Exercise task: Below are the records; pull every line that includes "frac".
==== Supplied entries
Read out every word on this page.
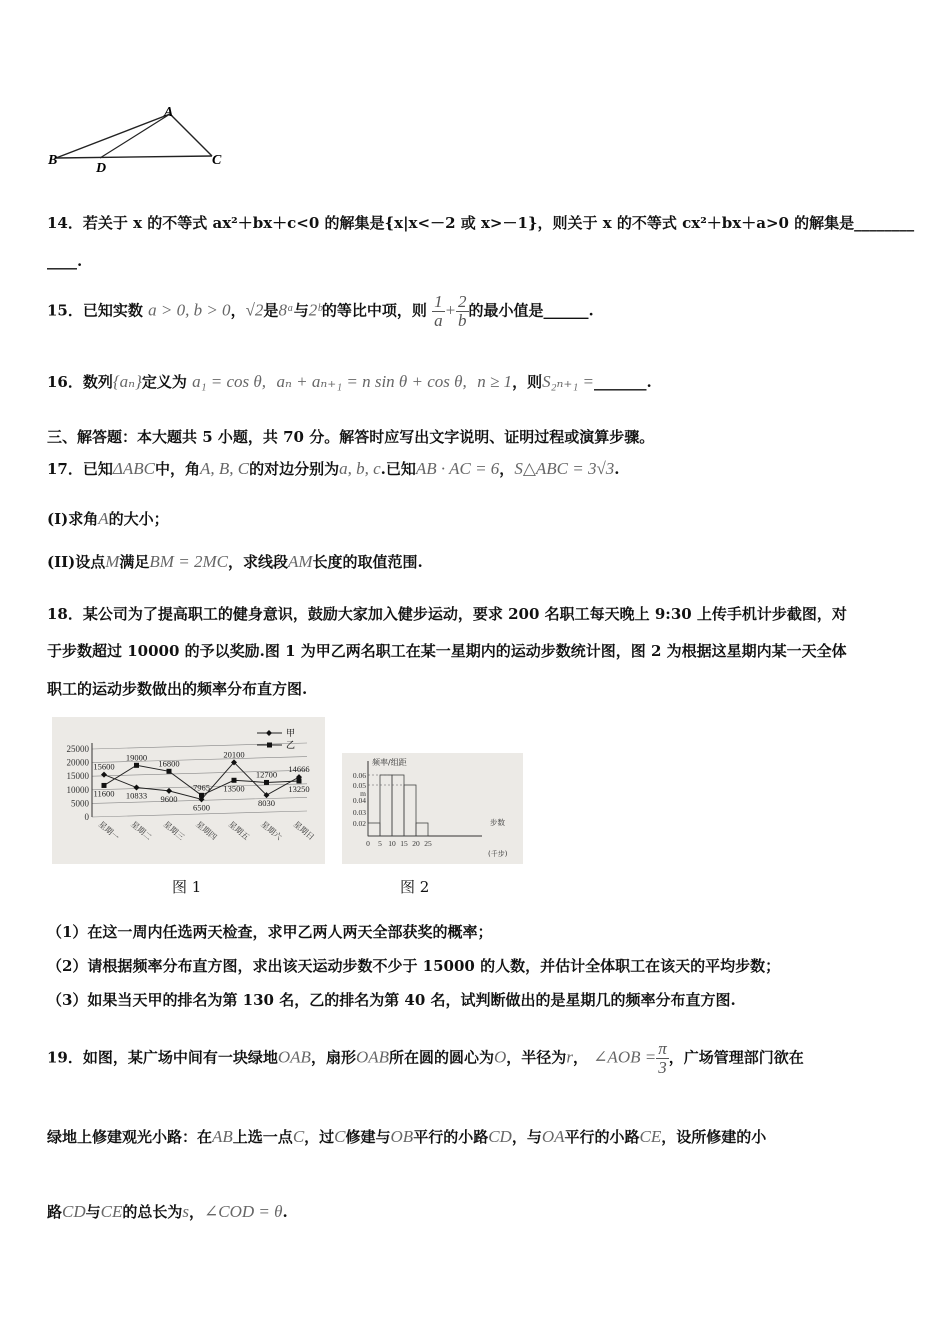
A
B	C
D
14．若关于 x 的不等式 ax²＋bx＋c<0 的解集是{x|x<－2 或 x>－1}，则关于 x 的不等式 cx²＋bx＋a>0 的解集是________
____.
15．已知实数 a > 0, b > 0，√2是8ᵃ与2ᵇ的等比中项，则 $\frac{1}{a} + \frac{2}{b}$ 的最小值是______.
16．数列{aₙ}定义为 a₁ = cos θ, aₙ + aₙ₊₁ = n sin θ + cos θ, n ≥ 1，则S₂ₙ₊₁ =_______.
三、解答题：本大题共 5 小题，共 70 分。解答时应写出文字说明、证明过程或演算步骤。
17．已知ΔABC中，角A, B, C的对边分别为a, b, c.已知AB · AC = 6，S△ABC = 3√3.
(I)求角A的大小；
(II)设点M满足BM = 2MC，求线段AM长度的取值范围.
18．某公司为了提高职工的健身意识，鼓励大家加入健步运动，要求 200 名职工每天晚上 9:30 上传手机计步截图，对
于步数超过 10000 的予以奖励.图 1 为甲乙两名职工在某一星期内的运动步数统计图，图 2 为根据这星期内某一天全体
职工的运动步数做出的频率分布直方图.
25000
20000
15000
10000
5000
0
星期一 星期二 星期三 星期四 星期五 星期六 星期日
15600
10833 9600
6500
20100
8030
14666
11600
19000
16800
7965 13500
12700
13250
甲
乙
图 1
频率/组距
0.06
0.05
m
0.04
0.03
0.02
0 5 10 15 20 25
步数
(千步)
图 2
（1）在这一周内任选两天检查，求甲乙两人两天全部获奖的概率；
（2）请根据频率分布直方图，求出该天运动步数不少于 15000 的人数，并估计全体职工在该天的平均步数；
（3）如果当天甲的排名为第 130 名，乙的排名为第 40 名，试判断做出的是星期几的频率分布直方图.
19．如图，某广场中间有一块绿地OAB，扇形OAB所在圆的圆心为O，半径为r， ∠AOB = $\frac{\pi}{3}$ ，广场管理部门欲在
绿地上修建观光小路：在AB上选一点C，过C修建与OB平行的小路CD，与OA平行的小路CE，设所修建的小
路CD与CE的总长为s，∠COD = θ.
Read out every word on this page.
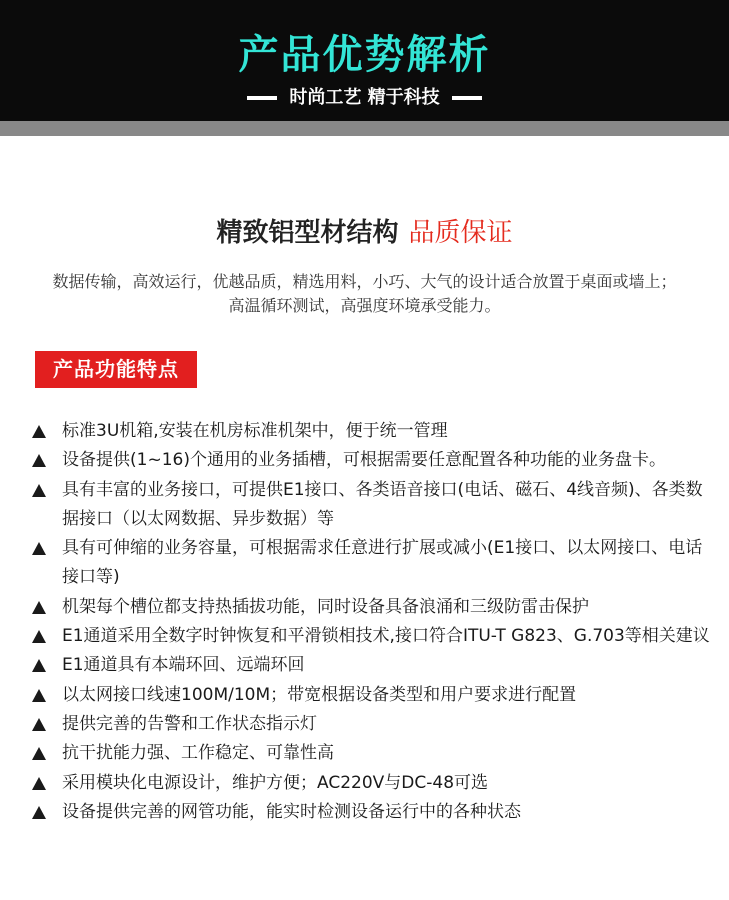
产品优势解析
时尚工艺 精于科技
精致铝型材结构 品质保证
数据传输，高效运行，优越品质，精选用料，小巧、大气的设计适合放置于桌面或墙上；高温循环测试，高强度环境承受能力。
产品功能特点
标准3U机箱,安装在机房标准机架中，便于统一管理
设备提供(1~16)个通用的业务插槽，可根据需要任意配置各种功能的业务盘卡。
具有丰富的业务接口，可提供E1接口、各类语音接口(电话、磁石、4线音频)、各类数据接口（以太网数据、异步数据）等
具有可伸缩的业务容量，可根据需求任意进行扩展或减小(E1接口、以太网接口、电话接口等)
机架每个槽位都支持热插拔功能，同时设备具备浪涌和三级防雷击保护
E1通道采用全数字时钟恢复和平滑锁相技术,接口符合ITU-T G823、G.703等相关建议
E1通道具有本端环回、远端环回
以太网接口线速100M/10M；带宽根据设备类型和用户要求进行配置
提供完善的告警和工作状态指示灯
抗干扰能力强、工作稳定、可靠性高
采用模块化电源设计，维护方便；AC220V与DC-48可选
设备提供完善的网管功能，能实时检测设备运行中的各种状态
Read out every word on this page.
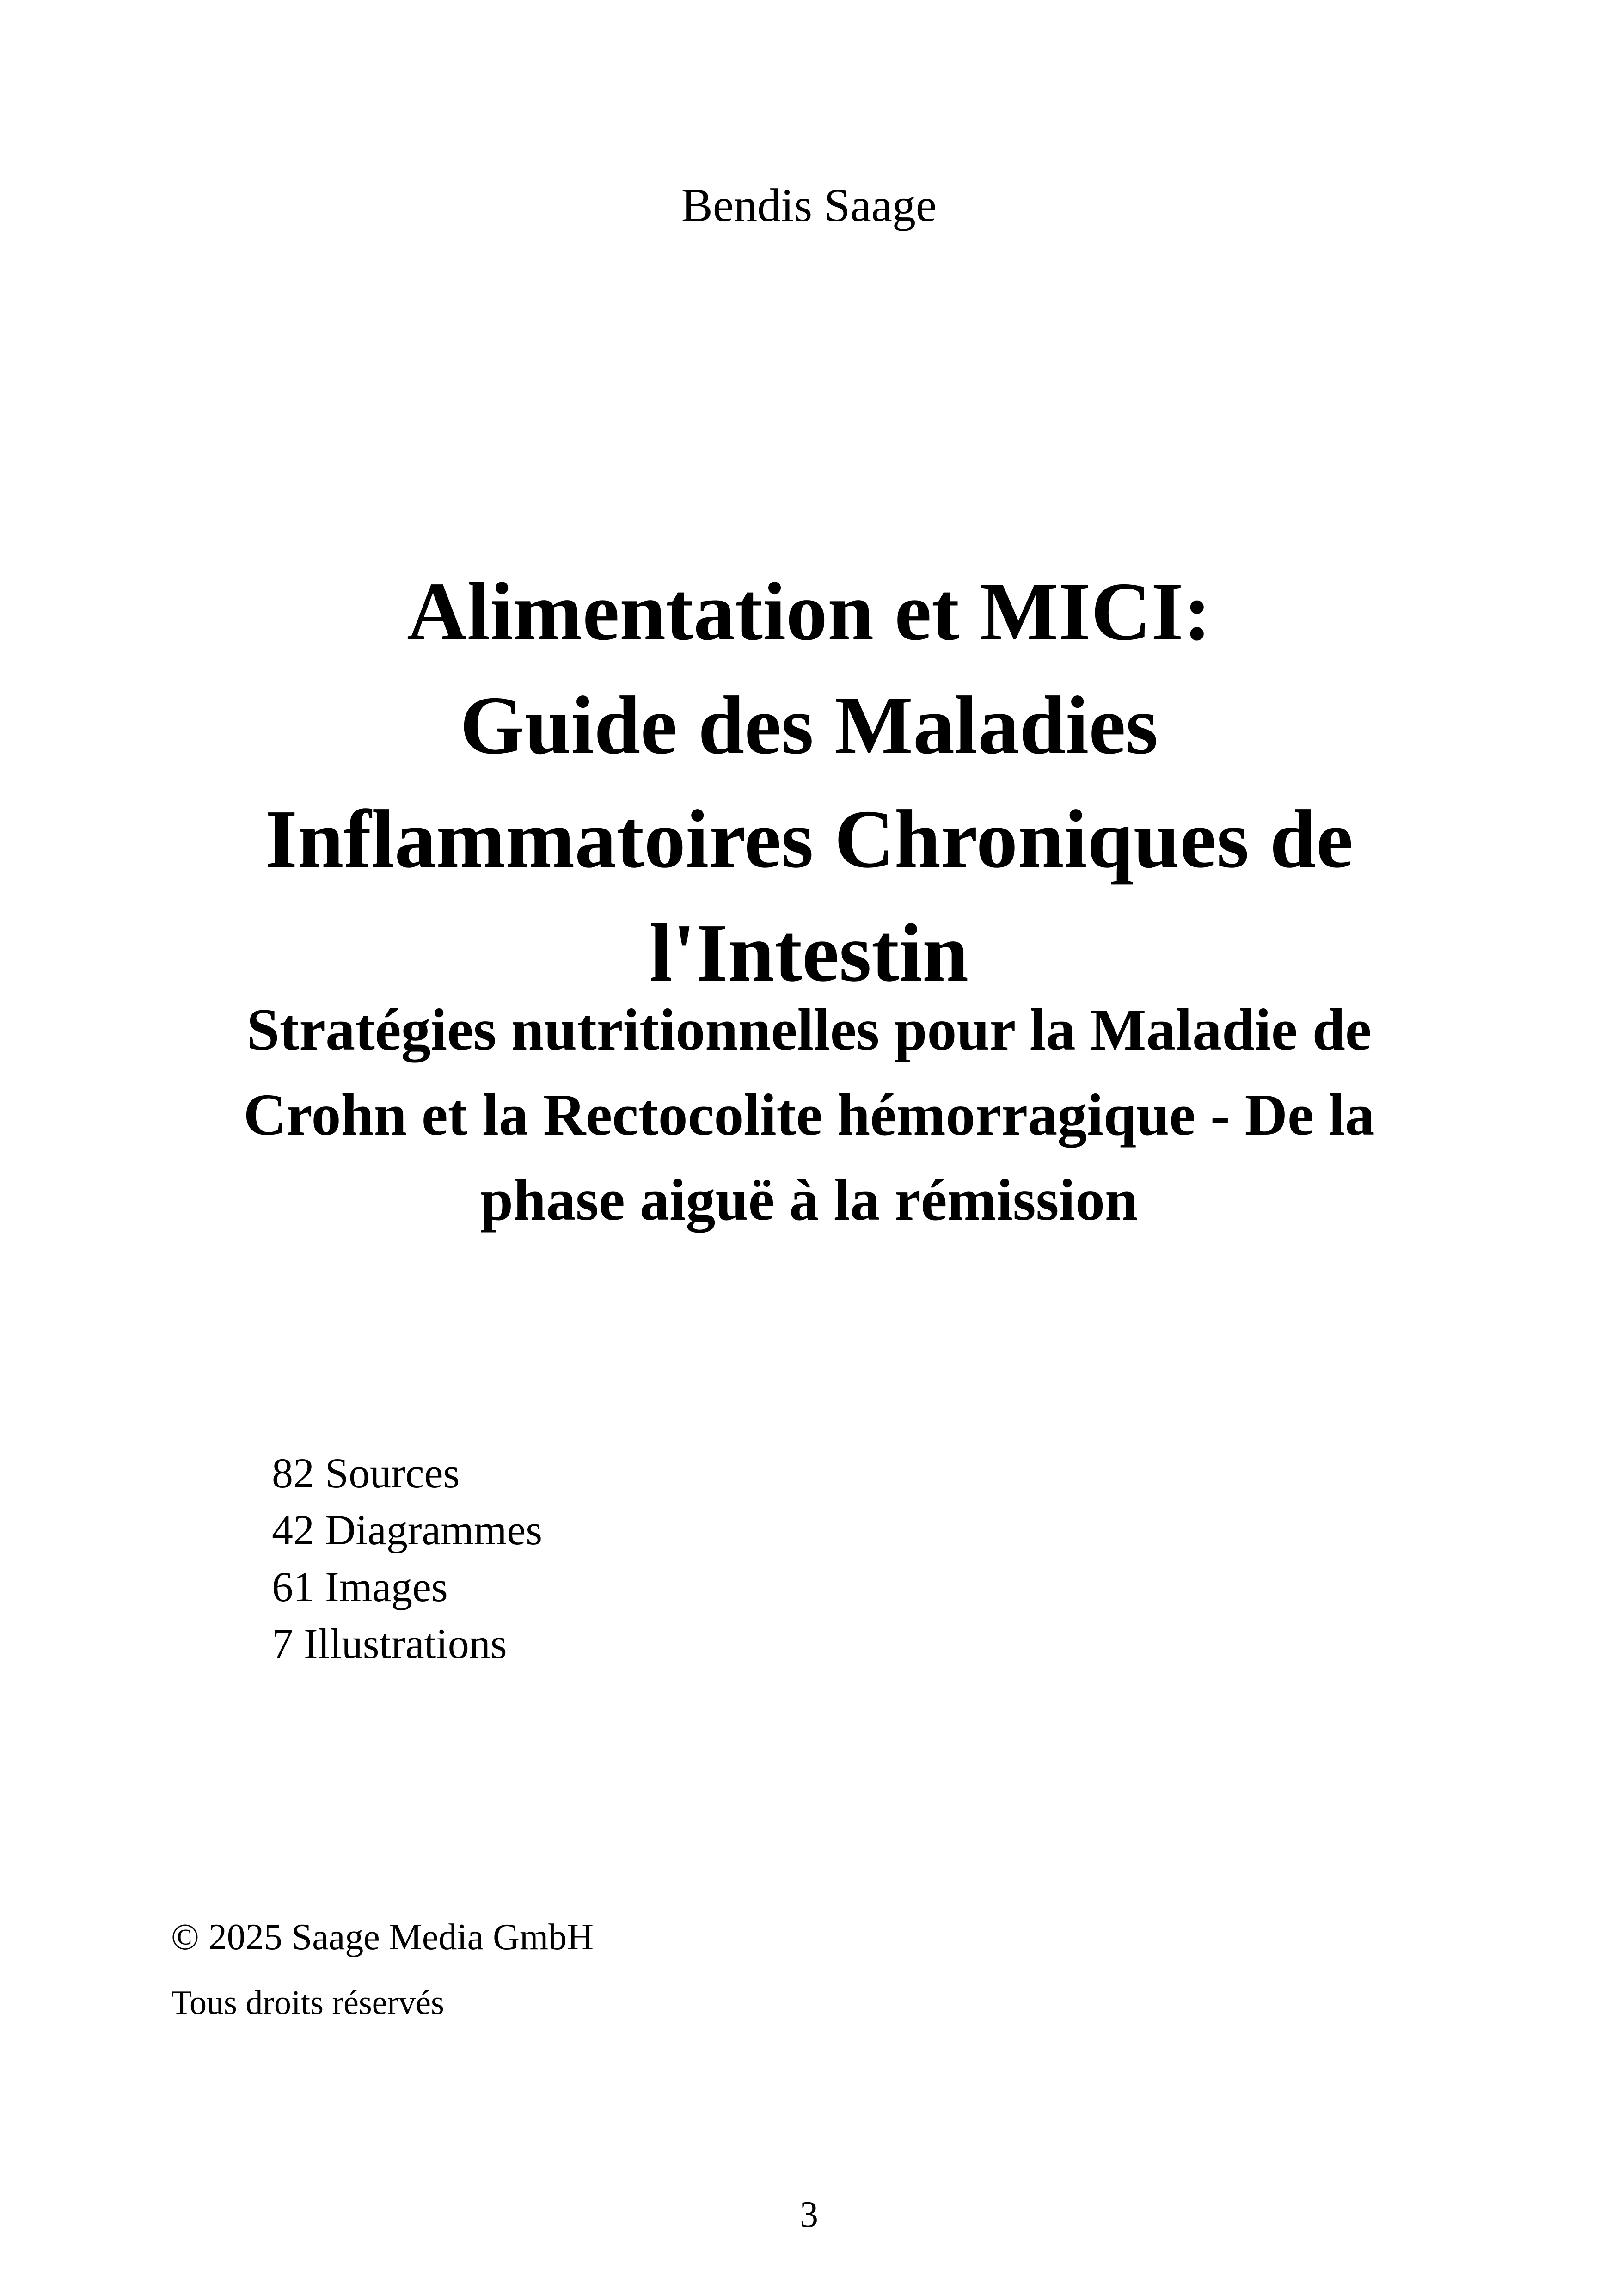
Bendis Saage
Alimentation et MICI:
Guide des Maladies
Inflammatoires Chroniques de
l'Intestin
Stratégies nutritionnelles pour la Maladie de
Crohn et la Rectocolite hémorragique - De la
phase aiguë à la rémission
82 Sources
42 Diagrammes
61 Images
7 Illustrations
© 2025 Saage Media GmbH
Tous droits réservés
3
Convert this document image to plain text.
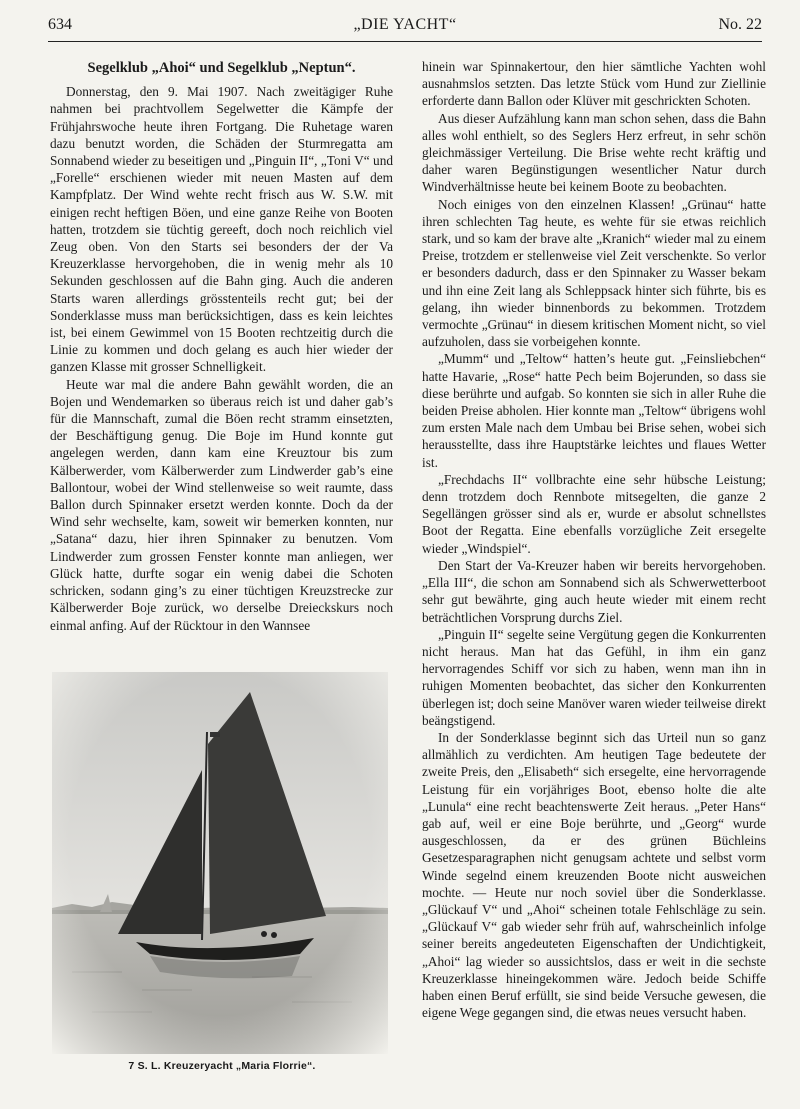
634	„DIE YACHT“	No. 22

Segelklub „Ahoi“ und Segelklub „Neptun“.

Donnerstag, den 9. Mai 1907. Nach zweitägiger Ruhe nahmen bei prachtvollem Segelwetter die Kämpfe der Frühjahrswoche heute ihren Fortgang. Die Ruhetage waren dazu benutzt worden, die Schäden der Sturmregatta am Sonnabend wieder zu beseitigen und „Pinguin II“, „Toni V“ und „Forelle“ erschienen wieder mit neuen Masten auf dem Kampfplatz. Der Wind wehte recht frisch aus W. S.W. mit einigen recht heftigen Böen, und eine ganze Reihe von Booten hatten, trotzdem sie tüchtig gereeft, doch noch reichlich viel Zeug oben. Von den Starts sei besonders der der Va Kreuzerklasse hervorgehoben, die in wenig mehr als 10 Sekunden geschlossen auf die Bahn ging. Auch die anderen Starts waren allerdings grösstenteils recht gut; bei der Sonderklasse muss man berücksichtigen, dass es kein leichtes ist, bei einem Gewimmel von 15 Booten rechtzeitig durch die Linie zu kommen und doch gelang es auch hier wieder der ganzen Klasse mit grosser Schnelligkeit.

Heute war mal die andere Bahn gewählt worden, die an Bojen und Wendemarken so überaus reich ist und daher gab’s für die Mannschaft, zumal die Böen recht stramm einsetzten, der Beschäftigung genug. Die Boje im Hund konnte gut angelegen werden, dann kam eine Kreuztour bis zum Kälberwerder, vom Kälberwerder zum Lindwerder gab’s eine Ballontour, wobei der Wind stellenweise so weit raumte, dass Ballon durch Spinnaker ersetzt werden konnte. Doch da der Wind sehr wechselte, kam, soweit wir bemerken konnten, nur „Satana“ dazu, hier ihren Spinnaker zu benutzen. Vom Lindwerder zum grossen Fenster konnte man anliegen, wer Glück hatte, durfte sogar ein wenig dabei die Schoten schricken, sodann ging’s zu einer tüchtigen Kreuzstrecke zur Kälberwerder Boje zurück, wo derselbe Dreieckskurs noch einmal anfing. Auf der Rücktour in den Wannsee

hinein war Spinnakertour, den hier sämtliche Yachten wohl ausnahmslos setzten. Das letzte Stück vom Hund zur Ziellinie erforderte dann Ballon oder Klüver mit geschrickten Schoten.

Aus dieser Aufzählung kann man schon sehen, dass die Bahn alles wohl enthielt, so des Seglers Herz erfreut, in sehr schön gleichmässiger Verteilung. Die Brise wehte recht kräftig und daher waren Begünstigungen wesentlicher Natur durch Windverhältnisse heute bei keinem Boote zu beobachten.

Noch einiges von den einzelnen Klassen! „Grünau“ hatte ihren schlechten Tag heute, es wehte für sie etwas reichlich stark, und so kam der brave alte „Kranich“ wieder mal zu einem Preise, trotzdem er stellenweise viel Zeit verschenkte. So verlor er besonders dadurch, dass er den Spinnaker zu Wasser bekam und ihn eine Zeit lang als Schleppsack hinter sich führte, bis es gelang, ihn wieder binnenbords zu bekommen. Trotzdem vermochte „Grünau“ in diesem kritischen Moment nicht, so viel aufzuholen, dass sie vorbeigehen konnte.

„Mumm“ und „Teltow“ hatten’s heute gut. „Feinsliebchen“ hatte Havarie, „Rose“ hatte Pech beim Bojerunden, so dass sie diese berührte und aufgab. So konnten sie sich in aller Ruhe die beiden Preise abholen. Hier konnte man „Teltow“ übrigens wohl zum ersten Male nach dem Umbau bei Brise sehen, wobei sich herausstellte, dass ihre Hauptstärke leichtes und flaues Wetter ist.

„Frechdachs II“ vollbrachte eine sehr hübsche Leistung; denn trotzdem doch Rennbote mitsegelten, die ganze 2 Segellängen grösser sind als er, wurde er absolut schnellstes Boot der Regatta. Eine ebenfalls vorzügliche Zeit ersegelte wieder „Windspiel“.

Den Start der Va-Kreuzer haben wir bereits hervorgehoben. „Ella III“, die schon am Sonnabend sich als Schwerwetterboot sehr gut bewährte, ging auch heute wieder mit einem recht beträchtlichen Vorsprung durchs Ziel.

„Pinguin II“ segelte seine Vergütung gegen die Konkurrenten nicht heraus. Man hat das Gefühl, in ihm ein ganz hervorragendes Schiff vor sich zu haben, wenn man ihn in ruhigen Momenten beobachtet, das sicher den Konkurrenten überlegen ist; doch seine Manöver waren wieder teilweise direkt beängstigend.

In der Sonderklasse beginnt sich das Urteil nun so ganz allmählich zu verdichten. Am heutigen Tage bedeutete der zweite Preis, den „Elisabeth“ sich ersegelte, eine hervorragende Leistung für ein vorjähriges Boot, ebenso holte die alte „Lunula“ eine recht beachtenswerte Zeit heraus. „Peter Hans“ gab auf, weil er eine Boje berührte, und „Georg“ wurde ausgeschlossen, da er des grünen Büchleins Gesetzesparagraphen nicht genugsam achtete und selbst vorm Winde segelnd einem kreuzenden Boote nicht ausweichen mochte. — Heute nur noch soviel über die Sonderklasse. „Glückauf V“ und „Ahoi“ scheinen totale Fehlschläge zu sein. „Glückauf V“ gab wieder sehr früh auf, wahrscheinlich infolge seiner bereits angedeuteten Eigenschaften der Undichtigkeit, „Ahoi“ lag wieder so aussichtslos, dass er weit in die sechste Kreuzerklasse hineingekommen wäre. Jedoch beide Schiffe haben einen Beruf erfüllt, sie sind beide Versuche gewesen, die eigene Wege gegangen sind, die etwas neues versucht haben.

7 S. L. Kreuzeryacht „Maria Florrie“.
========
Worked answer:
15．已知实数 a > 0, b > 0，√2是8ᵃ与2ᵇ的等比中项，则 $\frac{1}{a} + \frac{2}{b}$ 的最小值是______.
19．如图，某广场中间有一块绿地OAB，扇形OAB所在圆的圆心为O，半径为r， ∠AOB = $\frac{\pi}{3}$ ，广场管理部门欲在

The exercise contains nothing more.